Below are records; count the lines that hold the string "tillfällen" and give only the count.

______________________________

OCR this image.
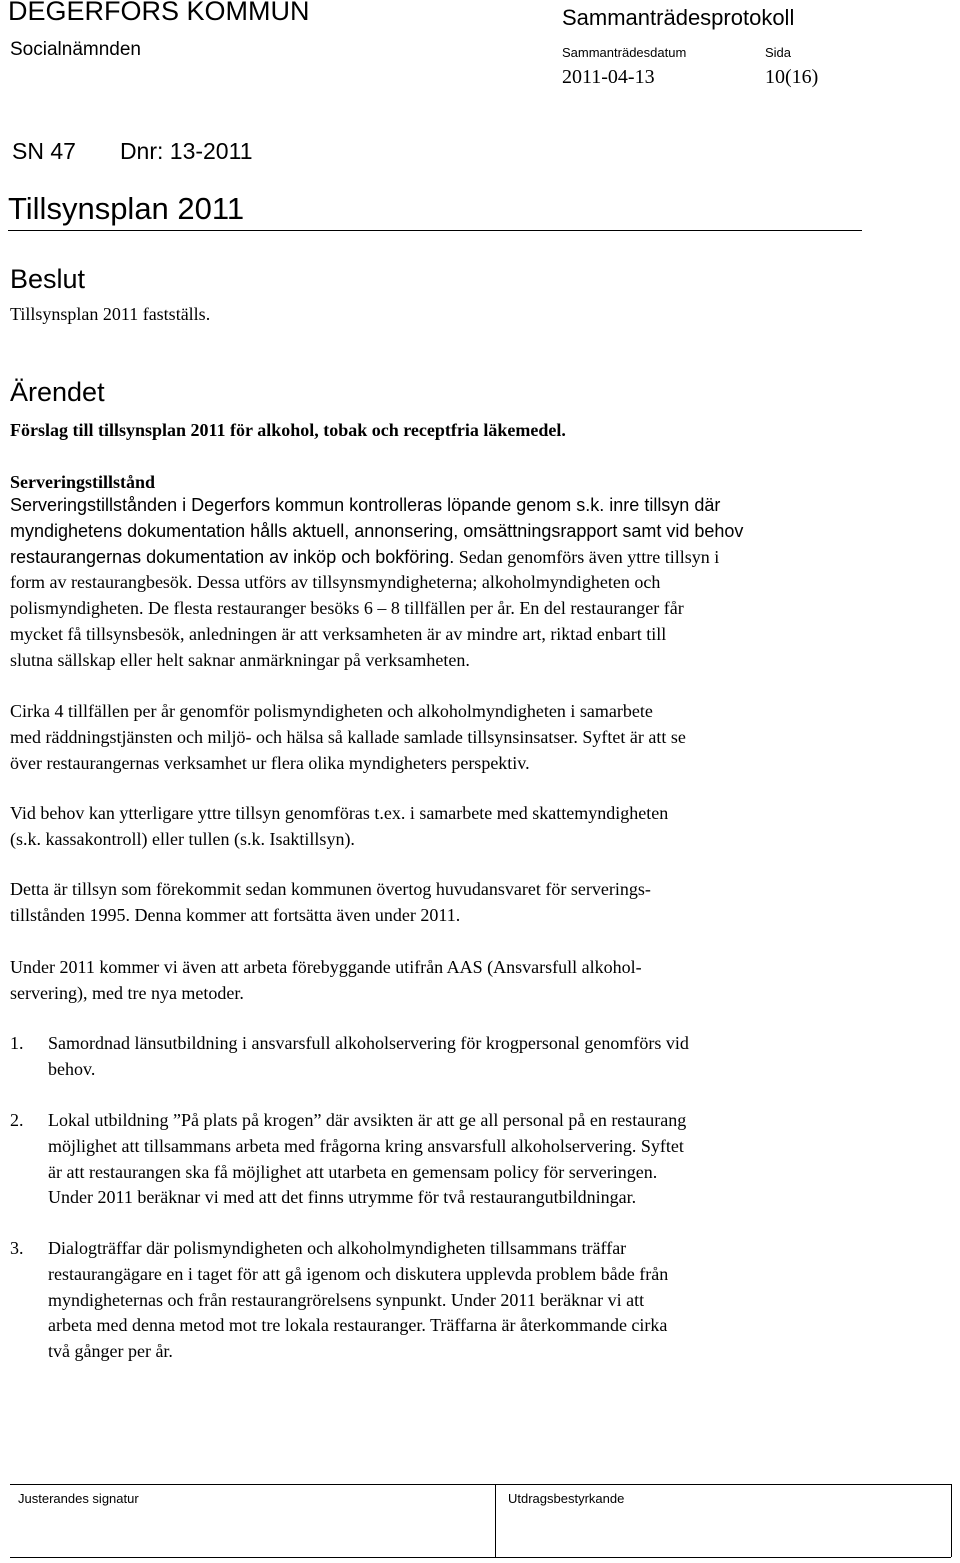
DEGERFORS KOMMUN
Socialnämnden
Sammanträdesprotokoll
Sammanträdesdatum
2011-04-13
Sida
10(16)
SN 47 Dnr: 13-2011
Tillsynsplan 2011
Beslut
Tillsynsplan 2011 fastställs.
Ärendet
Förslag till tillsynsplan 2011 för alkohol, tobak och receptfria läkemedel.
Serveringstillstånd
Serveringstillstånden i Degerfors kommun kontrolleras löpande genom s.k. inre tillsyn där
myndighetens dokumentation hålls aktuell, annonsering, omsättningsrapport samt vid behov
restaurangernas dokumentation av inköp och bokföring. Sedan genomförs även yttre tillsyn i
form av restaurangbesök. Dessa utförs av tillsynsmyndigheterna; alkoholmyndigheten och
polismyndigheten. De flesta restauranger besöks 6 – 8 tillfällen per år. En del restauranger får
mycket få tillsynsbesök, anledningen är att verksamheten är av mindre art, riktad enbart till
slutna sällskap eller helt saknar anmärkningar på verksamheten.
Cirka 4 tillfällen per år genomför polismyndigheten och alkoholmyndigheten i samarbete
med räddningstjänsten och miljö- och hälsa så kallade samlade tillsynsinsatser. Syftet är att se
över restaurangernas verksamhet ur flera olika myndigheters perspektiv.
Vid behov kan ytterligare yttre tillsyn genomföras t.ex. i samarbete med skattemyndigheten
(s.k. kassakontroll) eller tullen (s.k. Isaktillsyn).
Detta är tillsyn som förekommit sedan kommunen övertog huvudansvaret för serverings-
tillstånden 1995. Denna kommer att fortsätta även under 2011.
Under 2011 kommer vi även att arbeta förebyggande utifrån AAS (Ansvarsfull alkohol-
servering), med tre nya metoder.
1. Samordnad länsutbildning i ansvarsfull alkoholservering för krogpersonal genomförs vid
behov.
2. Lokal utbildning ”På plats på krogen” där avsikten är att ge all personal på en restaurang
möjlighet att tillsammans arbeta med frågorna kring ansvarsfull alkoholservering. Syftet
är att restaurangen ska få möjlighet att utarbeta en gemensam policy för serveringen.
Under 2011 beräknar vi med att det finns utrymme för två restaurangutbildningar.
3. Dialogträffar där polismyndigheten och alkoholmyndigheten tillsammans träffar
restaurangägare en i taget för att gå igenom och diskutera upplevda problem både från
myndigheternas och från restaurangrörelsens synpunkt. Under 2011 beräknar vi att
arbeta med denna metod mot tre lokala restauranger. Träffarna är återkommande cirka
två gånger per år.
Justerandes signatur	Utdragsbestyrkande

______________________________

- [Task solution] 2